### Set problem
The listing below should be copied in full, word for word.

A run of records
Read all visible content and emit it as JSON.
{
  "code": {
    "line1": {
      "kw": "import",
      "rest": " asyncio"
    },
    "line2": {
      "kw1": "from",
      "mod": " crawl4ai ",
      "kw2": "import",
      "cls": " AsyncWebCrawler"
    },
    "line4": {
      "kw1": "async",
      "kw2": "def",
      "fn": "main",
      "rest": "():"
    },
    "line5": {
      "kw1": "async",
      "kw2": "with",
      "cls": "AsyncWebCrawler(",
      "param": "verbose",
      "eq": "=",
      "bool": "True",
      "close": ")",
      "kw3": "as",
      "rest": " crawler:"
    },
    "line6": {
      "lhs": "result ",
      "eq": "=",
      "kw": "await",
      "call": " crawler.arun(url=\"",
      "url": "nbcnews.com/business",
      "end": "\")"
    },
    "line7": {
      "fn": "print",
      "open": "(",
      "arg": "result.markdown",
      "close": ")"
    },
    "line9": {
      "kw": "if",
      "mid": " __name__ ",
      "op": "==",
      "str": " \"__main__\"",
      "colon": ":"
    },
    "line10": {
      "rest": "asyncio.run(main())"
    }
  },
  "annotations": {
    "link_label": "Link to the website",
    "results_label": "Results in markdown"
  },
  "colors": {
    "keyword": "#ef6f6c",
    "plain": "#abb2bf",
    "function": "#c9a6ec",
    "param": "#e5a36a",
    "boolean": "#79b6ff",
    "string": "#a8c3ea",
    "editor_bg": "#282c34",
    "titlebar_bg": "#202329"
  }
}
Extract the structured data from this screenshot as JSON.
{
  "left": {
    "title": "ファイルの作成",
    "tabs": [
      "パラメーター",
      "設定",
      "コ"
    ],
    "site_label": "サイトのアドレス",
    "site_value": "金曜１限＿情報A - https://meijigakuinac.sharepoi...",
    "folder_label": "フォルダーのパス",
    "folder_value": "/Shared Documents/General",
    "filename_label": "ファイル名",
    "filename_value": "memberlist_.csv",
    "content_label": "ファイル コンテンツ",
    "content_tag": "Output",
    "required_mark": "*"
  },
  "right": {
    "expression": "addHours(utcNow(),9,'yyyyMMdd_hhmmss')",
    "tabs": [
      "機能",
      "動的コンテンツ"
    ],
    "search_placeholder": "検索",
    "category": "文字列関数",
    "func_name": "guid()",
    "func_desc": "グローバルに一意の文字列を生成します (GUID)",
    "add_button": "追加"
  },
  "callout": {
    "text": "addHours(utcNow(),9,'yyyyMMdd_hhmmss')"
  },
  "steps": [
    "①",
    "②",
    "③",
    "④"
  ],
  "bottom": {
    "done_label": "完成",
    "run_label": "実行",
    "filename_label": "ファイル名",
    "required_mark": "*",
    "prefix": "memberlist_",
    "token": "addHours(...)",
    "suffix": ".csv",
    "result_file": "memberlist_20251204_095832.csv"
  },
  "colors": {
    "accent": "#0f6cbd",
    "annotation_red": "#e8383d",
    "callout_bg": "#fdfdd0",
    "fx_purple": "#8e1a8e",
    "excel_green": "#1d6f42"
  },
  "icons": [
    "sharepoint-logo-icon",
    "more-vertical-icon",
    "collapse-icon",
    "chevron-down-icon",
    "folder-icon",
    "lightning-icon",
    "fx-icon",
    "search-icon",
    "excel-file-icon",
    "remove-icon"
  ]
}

### Exercise response
Read all visible content and emit it as JSON.
{
  "code": {
    "line1": {
      "kw": "import",
      "rest": " asyncio"
    },
    "line2": {
      "kw1": "from",
      "mod": " crawl4ai ",
      "kw2": "import",
      "cls": " AsyncWebCrawler"
    },
    "line4": {
      "kw1": "async",
      "kw2": "def",
      "fn": "main",
      "rest": "():"
    },
    "line5": {
      "kw1": "async",
      "kw2": "with",
      "cls": "AsyncWebCrawler(",
      "param": "verbose",
      "eq": "=",
      "bool": "True",
      "close": ")",
      "kw3": "as",
      "rest": " crawler:"
    },
    "line6": {
      "lhs": "result ",
      "eq": "=",
      "kw": "await",
      "call": " crawler.arun(url=\"",
      "url": "nbcnews.com/business",
      "end": "\")"
    },
    "line7": {
      "fn": "print",
      "open": "(",
      "arg": "result.markdown",
      "close": ")"
    },
    "line9": {
      "kw": "if",
      "mid": " __name__ ",
      "op": "==",
      "str": " \"__main__\"",
      "colon": ":"
    },
    "line10": {
      "rest": "asyncio.run(main())"
    }
  },
  "annotations": {
    "link_label": "Link to the website",
    "results_label": "Results in markdown"
  },
  "colors": {
    "keyword": "#ef6f6c",
    "plain": "#abb2bf",
    "function": "#c9a6ec",
    "param": "#e5a36a",
    "boolean": "#79b6ff",
    "string": "#a8c3ea",
    "editor_bg": "#282c34",
    "titlebar_bg": "#202329"
  }
}
Extract the structured data from this screenshot as JSON.
{
  "left": {
    "title": "ファイルの作成",
    "tabs": [
      "パラメーター",
      "設定",
      "コ"
    ],
    "site_label": "サイトのアドレス",
    "site_value": "金曜１限＿情報A - https://meijigakuinac.sharepoi...",
    "folder_label": "フォルダーのパス",
    "folder_value": "/Shared Documents/General",
    "filename_label": "ファイル名",
    "filename_value": "memberlist_.csv",
    "content_label": "ファイル コンテンツ",
    "content_tag": "Output",
    "required_mark": "*"
  },
  "right": {
    "expression": "addHours(utcNow(),9,'yyyyMMdd_hhmmss')",
    "tabs": [
      "機能",
      "動的コンテンツ"
    ],
    "search_placeholder": "検索",
    "category": "文字列関数",
    "func_name": "guid()",
    "func_desc": "グローバルに一意の文字列を生成します (GUID)",
    "add_button": "追加"
  },
  "callout": {
    "text": "addHours(utcNow(),9,'yyyyMMdd_hhmmss')"
  },
  "steps": [
    "①",
    "②",
    "③",
    "④"
  ],
  "bottom": {
    "done_label": "完成",
    "run_label": "実行",
    "filename_label": "ファイル名",
    "required_mark": "*",
    "prefix": "memberlist_",
    "token": "addHours(...)",
    "suffix": ".csv",
    "result_file": "memberlist_20251204_095832.csv"
  },
  "colors": {
    "accent": "#0f6cbd",
    "annotation_red": "#e8383d",
    "callout_bg": "#fdfdd0",
    "fx_purple": "#8e1a8e",
    "excel_green": "#1d6f42"
  },
  "icons": [
    "sharepoint-logo-icon",
    "more-vertical-icon",
    "collapse-icon",
    "chevron-down-icon",
    "folder-icon",
    "lightning-icon",
    "fx-icon",
    "search-icon",
    "excel-file-icon",
    "remove-icon"
  ]
}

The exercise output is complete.